[TASK DESCRIPTION]: From the option agreement excerpt, reproduce the stretch from "B. As a condition" through "hereinafter defined).".

[PASSAGE TO READ]:
***
B. As a condition to Grantee's entering into the Merger Agreement and
in consideration therefor, Issuer has agreed to grant Grantee the Option (as
hereinafter defined).
NOW, THEREFORE, in consideration of the foregoing and the mutual
covenants and agreements set forth herein and in the Merger Agreement, the
parties hereto agree as follows:
1. GRANT OF OPTION. Issuer hereby grants to Grantee an unconditional,
irrevocable option (the "Option") to purchase, subject to the terms hereof,
460,828 shares of fully paid and nonassessable common stock of the Issuer, no
par value per share ("Common Stock"), which is equal to 10.0% of the number of
shares of Common Stock issued and outstanding on the date hereof, at a purchase
price equal to the Option Price, as adjusted in accordance with the provisions
of Section 5 of this Agreement (such price, as adjusted if applicable, the
"Option Price"). The "Option Price" shall mean the average of the daily last
sale price of the Common Stock on The Nasdaq Stock Market during the ten
business day trading period ending on the earlier of (i) May 1, 1998 or (ii) the
day prior to the date that a CFAM Takeover Proposal shall have been publicly
announced or shall have become publicly known.
2. EXERCISE OF OPTION.
(a) EXERCISE. Grantee may exercise the Option, in whole or part, and
from time to time, if, but only if, a Triggering Event (as hereinafter defined)
***
[DATA SHOWN]:
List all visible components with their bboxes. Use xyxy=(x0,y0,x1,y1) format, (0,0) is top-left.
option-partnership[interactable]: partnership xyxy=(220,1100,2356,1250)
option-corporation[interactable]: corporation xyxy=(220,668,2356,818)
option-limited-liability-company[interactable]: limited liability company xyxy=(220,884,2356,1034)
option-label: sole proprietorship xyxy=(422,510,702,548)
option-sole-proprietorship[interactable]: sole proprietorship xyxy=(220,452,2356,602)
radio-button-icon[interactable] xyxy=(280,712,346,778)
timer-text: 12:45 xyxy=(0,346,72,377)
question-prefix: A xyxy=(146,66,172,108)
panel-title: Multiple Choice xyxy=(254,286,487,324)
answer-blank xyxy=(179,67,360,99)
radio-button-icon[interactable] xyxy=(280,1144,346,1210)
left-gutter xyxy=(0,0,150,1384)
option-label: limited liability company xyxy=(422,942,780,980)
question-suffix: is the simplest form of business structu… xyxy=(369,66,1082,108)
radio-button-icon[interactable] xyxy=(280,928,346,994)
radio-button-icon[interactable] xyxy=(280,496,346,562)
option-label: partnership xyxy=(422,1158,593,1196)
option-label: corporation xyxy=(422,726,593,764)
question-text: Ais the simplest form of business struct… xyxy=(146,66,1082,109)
***
[RESULT FOR THIS EXERCISE]:
B. As a condition to Grantee's entering into the Merger Agreement and
in consideration therefor, Issuer has agreed to grant Grantee the Option (as
hereinafter defined).